Written task: Pull each line holding "JSON" out of the entries below.

* BEGIN *

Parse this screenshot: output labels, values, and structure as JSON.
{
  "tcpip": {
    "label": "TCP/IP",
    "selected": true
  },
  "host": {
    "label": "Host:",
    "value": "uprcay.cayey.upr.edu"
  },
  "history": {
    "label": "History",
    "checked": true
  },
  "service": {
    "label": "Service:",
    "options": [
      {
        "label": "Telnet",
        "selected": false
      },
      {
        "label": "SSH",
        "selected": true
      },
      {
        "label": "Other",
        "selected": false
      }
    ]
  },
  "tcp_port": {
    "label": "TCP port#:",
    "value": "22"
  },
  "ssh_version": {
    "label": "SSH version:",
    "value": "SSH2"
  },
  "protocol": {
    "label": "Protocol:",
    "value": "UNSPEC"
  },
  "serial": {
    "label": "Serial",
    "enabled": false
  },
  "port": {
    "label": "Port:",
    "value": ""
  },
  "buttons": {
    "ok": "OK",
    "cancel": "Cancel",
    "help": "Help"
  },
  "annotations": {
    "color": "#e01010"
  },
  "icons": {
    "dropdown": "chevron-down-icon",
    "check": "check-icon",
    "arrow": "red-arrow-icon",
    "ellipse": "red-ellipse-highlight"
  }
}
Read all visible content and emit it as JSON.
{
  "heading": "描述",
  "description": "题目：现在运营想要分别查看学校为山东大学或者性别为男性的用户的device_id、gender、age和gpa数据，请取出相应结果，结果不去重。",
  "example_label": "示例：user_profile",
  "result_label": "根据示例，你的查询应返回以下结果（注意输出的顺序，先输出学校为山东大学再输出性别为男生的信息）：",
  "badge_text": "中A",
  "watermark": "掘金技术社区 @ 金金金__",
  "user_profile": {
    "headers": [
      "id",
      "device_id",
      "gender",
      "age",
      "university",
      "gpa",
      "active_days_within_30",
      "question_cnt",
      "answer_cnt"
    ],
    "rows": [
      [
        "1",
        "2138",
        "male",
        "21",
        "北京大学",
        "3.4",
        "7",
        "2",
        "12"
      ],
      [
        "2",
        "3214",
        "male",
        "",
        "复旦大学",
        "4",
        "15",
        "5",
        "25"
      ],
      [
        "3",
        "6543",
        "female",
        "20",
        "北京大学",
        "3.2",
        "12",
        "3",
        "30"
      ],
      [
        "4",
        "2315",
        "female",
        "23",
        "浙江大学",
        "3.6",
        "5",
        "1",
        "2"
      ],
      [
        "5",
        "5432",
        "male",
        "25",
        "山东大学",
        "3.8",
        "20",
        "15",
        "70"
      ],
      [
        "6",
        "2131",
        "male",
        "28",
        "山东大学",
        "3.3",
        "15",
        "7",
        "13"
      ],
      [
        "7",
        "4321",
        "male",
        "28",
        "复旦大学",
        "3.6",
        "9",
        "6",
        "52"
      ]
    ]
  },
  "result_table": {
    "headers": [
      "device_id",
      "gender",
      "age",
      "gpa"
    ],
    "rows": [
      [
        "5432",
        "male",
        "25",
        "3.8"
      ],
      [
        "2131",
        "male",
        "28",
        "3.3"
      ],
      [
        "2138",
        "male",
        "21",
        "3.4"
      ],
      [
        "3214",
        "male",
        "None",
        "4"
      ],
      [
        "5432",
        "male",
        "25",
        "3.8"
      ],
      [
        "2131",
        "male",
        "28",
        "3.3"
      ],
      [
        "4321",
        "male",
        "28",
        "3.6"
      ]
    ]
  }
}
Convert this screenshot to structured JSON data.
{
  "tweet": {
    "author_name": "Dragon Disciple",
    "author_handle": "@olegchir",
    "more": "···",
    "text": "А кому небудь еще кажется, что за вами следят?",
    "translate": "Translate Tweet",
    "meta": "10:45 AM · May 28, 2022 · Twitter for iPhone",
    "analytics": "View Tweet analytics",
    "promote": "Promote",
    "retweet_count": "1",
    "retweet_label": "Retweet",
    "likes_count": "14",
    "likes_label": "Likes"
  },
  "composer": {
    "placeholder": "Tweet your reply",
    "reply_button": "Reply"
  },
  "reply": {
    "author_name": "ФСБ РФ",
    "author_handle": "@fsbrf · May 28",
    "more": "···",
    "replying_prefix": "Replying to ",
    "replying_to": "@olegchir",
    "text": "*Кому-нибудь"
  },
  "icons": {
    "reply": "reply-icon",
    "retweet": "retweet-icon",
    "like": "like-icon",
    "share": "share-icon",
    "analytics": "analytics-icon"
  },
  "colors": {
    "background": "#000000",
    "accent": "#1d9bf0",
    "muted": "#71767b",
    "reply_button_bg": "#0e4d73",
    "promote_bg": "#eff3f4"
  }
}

* END *

Response:
Parse this screenshot: output labels, values, and structure as JSON.
Read all visible content and emit it as JSON.
Convert this screenshot to structured JSON data.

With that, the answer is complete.